**Exercise prompt**
Return the data below line for line without altering it, and leave out the pictures.

# START OF Data supplied

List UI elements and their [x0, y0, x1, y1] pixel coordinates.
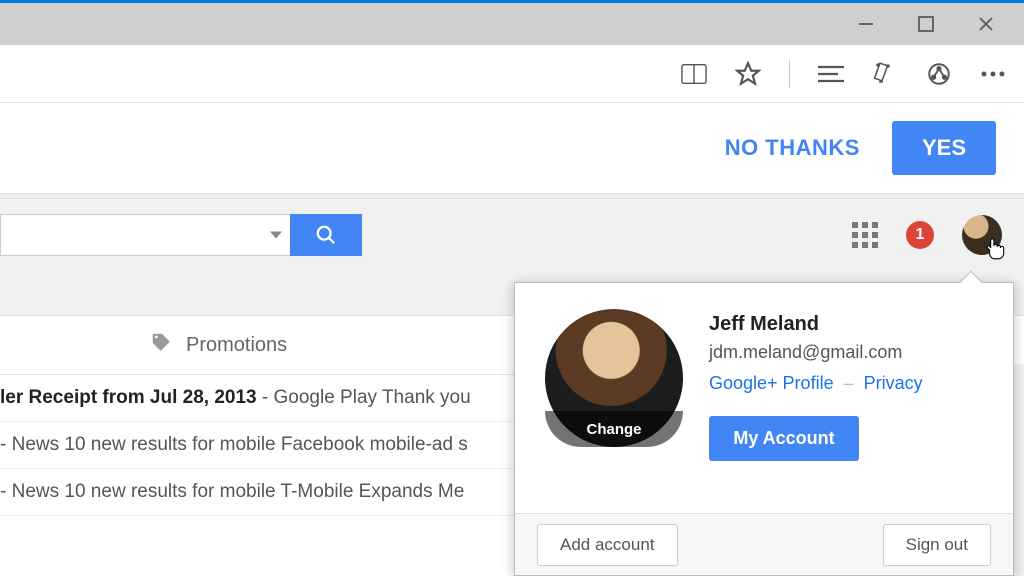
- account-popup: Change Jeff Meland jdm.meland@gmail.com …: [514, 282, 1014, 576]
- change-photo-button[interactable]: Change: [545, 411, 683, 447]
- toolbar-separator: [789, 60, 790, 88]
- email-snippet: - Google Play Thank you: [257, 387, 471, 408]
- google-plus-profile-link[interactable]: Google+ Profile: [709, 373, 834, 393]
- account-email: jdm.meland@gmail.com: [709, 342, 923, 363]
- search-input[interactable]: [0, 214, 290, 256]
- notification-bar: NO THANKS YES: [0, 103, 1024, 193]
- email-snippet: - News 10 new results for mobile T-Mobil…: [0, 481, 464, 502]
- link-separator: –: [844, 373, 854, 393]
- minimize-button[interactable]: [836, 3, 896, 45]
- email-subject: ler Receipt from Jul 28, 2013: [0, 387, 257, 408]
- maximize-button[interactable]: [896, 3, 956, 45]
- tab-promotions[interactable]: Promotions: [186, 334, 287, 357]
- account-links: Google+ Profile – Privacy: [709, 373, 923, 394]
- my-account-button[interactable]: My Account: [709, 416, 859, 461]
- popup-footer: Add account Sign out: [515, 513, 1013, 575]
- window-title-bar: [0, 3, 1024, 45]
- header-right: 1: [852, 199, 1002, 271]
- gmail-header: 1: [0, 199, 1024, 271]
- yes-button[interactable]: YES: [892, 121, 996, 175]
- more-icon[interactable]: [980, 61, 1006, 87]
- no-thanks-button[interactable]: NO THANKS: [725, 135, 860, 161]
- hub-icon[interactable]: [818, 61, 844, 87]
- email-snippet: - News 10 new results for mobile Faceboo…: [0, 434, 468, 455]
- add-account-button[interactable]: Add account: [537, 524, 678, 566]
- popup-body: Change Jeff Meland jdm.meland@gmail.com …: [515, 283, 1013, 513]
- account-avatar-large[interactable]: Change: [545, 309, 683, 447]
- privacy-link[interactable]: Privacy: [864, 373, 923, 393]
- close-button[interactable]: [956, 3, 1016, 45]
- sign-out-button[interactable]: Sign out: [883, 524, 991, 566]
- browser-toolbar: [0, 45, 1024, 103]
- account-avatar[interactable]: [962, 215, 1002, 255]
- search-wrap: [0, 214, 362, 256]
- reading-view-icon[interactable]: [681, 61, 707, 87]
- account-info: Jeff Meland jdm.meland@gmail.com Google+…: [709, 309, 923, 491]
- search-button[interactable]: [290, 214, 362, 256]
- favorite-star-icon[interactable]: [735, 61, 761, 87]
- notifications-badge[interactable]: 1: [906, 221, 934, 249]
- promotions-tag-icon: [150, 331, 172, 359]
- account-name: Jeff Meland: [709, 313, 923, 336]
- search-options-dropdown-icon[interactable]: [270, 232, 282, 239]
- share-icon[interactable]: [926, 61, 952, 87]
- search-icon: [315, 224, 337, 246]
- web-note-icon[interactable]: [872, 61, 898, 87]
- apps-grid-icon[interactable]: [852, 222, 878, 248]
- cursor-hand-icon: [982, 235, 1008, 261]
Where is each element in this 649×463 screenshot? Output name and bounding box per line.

# END OF Data supplied

**Reply**
List UI elements and their [x0, y0, x1, y1] pixel coordinates.
- account-popup: Change Jeff Meland jdm.meland@gmail.com …: [514, 282, 1014, 576]
- change-photo-button[interactable]: Change: [545, 411, 683, 447]
- toolbar-separator: [789, 60, 790, 88]
- email-snippet: - Google Play Thank you: [257, 387, 471, 408]
- google-plus-profile-link[interactable]: Google+ Profile: [709, 373, 834, 393]
- account-email: jdm.meland@gmail.com: [709, 342, 923, 363]
- search-input[interactable]: [0, 214, 290, 256]
- notification-bar: NO THANKS YES: [0, 103, 1024, 193]
- email-snippet: - News 10 new results for mobile T-Mobil…: [0, 481, 464, 502]
- link-separator: –: [844, 373, 854, 393]
- minimize-button[interactable]: [836, 3, 896, 45]
- email-subject: ler Receipt from Jul 28, 2013: [0, 387, 257, 408]
- maximize-button[interactable]: [896, 3, 956, 45]
- tab-promotions[interactable]: Promotions: [186, 334, 287, 357]
- account-links: Google+ Profile – Privacy: [709, 373, 923, 394]
- my-account-button[interactable]: My Account: [709, 416, 859, 461]
- popup-footer: Add account Sign out: [515, 513, 1013, 575]
- window-title-bar: [0, 3, 1024, 45]
- header-right: 1: [852, 199, 1002, 271]
- gmail-header: 1: [0, 199, 1024, 271]
- yes-button[interactable]: YES: [892, 121, 996, 175]
- more-icon[interactable]: [980, 61, 1006, 87]
- no-thanks-button[interactable]: NO THANKS: [725, 135, 860, 161]
- hub-icon[interactable]: [818, 61, 844, 87]
- email-snippet: - News 10 new results for mobile Faceboo…: [0, 434, 468, 455]
- add-account-button[interactable]: Add account: [537, 524, 678, 566]
- popup-body: Change Jeff Meland jdm.meland@gmail.com …: [515, 283, 1013, 513]
- account-avatar-large[interactable]: Change: [545, 309, 683, 447]
- privacy-link[interactable]: Privacy: [864, 373, 923, 393]
- close-button[interactable]: [956, 3, 1016, 45]
- sign-out-button[interactable]: Sign out: [883, 524, 991, 566]
- browser-toolbar: [0, 45, 1024, 103]
- account-avatar[interactable]: [962, 215, 1002, 255]
- search-wrap: [0, 214, 362, 256]
- reading-view-icon[interactable]: [681, 61, 707, 87]
- account-info: Jeff Meland jdm.meland@gmail.com Google+…: [709, 309, 923, 491]
- search-button[interactable]: [290, 214, 362, 256]
- favorite-star-icon[interactable]: [735, 61, 761, 87]
- notifications-badge[interactable]: 1: [906, 221, 934, 249]
- promotions-tag-icon: [150, 331, 172, 359]
- account-name: Jeff Meland: [709, 313, 923, 336]
- search-options-dropdown-icon[interactable]: [270, 232, 282, 239]
- share-icon[interactable]: [926, 61, 952, 87]
- search-icon: [315, 224, 337, 246]
- web-note-icon[interactable]: [872, 61, 898, 87]
- apps-grid-icon[interactable]: [852, 222, 878, 248]
- cursor-hand-icon: [982, 235, 1008, 261]
Where is each element in this 649×463 screenshot? Output name and bounding box per line.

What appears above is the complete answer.